* [Data section]
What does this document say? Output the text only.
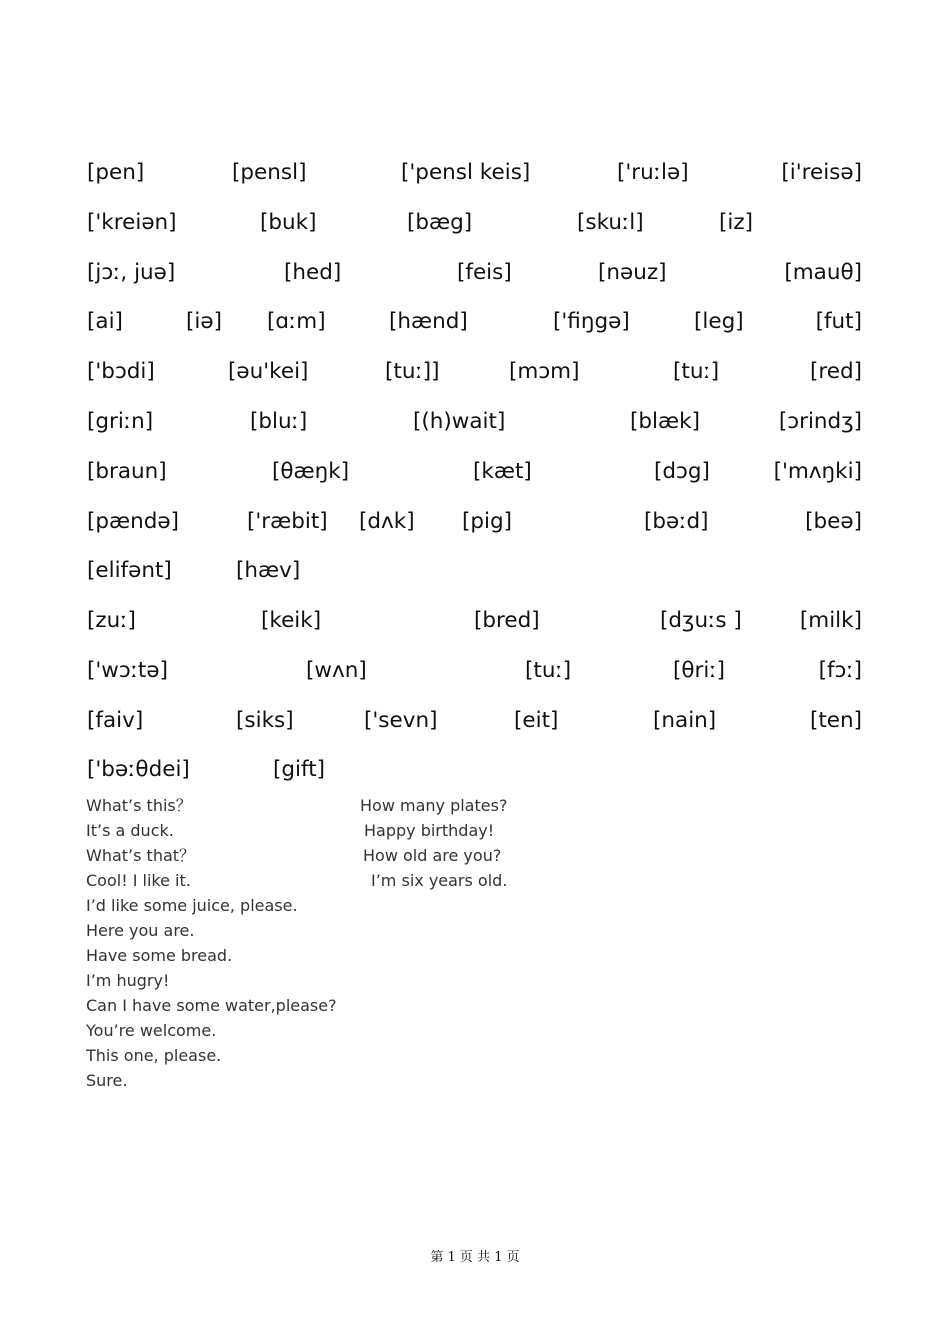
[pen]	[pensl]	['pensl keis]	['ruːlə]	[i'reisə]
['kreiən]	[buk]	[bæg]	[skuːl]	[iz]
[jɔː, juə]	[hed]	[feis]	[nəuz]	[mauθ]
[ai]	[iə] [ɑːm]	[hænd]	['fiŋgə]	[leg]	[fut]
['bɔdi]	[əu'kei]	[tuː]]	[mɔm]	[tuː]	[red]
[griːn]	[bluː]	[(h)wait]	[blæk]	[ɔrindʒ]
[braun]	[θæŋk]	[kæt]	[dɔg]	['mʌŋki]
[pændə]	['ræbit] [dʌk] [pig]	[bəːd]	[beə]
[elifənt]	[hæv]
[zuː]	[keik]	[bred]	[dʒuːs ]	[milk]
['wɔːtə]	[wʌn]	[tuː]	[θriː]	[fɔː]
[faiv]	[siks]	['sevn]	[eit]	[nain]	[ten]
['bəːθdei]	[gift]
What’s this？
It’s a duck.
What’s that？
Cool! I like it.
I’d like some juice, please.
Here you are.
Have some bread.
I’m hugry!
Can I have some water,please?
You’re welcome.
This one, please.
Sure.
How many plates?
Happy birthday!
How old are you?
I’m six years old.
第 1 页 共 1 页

---

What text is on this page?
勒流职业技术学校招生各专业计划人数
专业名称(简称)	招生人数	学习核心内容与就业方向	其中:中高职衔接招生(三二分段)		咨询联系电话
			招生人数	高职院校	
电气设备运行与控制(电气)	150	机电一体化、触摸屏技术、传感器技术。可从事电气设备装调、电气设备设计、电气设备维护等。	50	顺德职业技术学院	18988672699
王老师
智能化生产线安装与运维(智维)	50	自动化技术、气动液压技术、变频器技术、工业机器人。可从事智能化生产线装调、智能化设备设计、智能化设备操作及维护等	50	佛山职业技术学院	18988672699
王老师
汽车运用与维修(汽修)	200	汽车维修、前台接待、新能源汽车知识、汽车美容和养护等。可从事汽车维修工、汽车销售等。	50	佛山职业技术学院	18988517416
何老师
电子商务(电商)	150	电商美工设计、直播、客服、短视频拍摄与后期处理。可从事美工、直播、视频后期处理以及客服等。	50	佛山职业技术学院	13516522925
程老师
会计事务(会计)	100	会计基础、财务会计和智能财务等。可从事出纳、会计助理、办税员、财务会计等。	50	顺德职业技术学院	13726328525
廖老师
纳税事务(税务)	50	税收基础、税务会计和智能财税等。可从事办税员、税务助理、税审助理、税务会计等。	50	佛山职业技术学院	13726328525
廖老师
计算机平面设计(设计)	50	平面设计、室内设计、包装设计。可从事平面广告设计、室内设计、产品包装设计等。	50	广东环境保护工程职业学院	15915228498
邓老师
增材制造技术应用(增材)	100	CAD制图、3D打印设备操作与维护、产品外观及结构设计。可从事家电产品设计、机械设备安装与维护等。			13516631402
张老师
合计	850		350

* * *

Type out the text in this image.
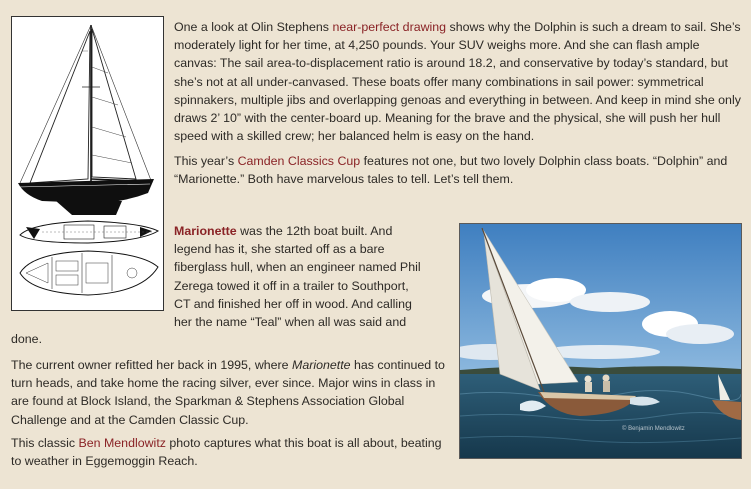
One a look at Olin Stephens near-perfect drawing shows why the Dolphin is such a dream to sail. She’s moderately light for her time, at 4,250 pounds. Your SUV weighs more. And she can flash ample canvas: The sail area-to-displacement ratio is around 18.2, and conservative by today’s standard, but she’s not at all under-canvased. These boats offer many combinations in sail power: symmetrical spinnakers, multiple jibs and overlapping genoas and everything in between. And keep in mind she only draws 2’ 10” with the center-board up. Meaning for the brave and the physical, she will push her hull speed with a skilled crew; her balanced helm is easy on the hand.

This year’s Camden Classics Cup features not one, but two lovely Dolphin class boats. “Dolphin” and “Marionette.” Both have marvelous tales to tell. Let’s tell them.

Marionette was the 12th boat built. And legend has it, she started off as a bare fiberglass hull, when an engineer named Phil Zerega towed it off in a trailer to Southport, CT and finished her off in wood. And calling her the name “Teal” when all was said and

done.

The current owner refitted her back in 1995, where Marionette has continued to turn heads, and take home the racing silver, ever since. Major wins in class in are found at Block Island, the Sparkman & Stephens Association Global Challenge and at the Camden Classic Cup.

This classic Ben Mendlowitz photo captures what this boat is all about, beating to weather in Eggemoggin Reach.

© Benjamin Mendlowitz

* [What you should do]
Wherever the word "text" occurs in a line of the listing, copy that line.

* [Finished task]
What does this document say? Output the text only.
What text is on this page?
Type out the text in this image.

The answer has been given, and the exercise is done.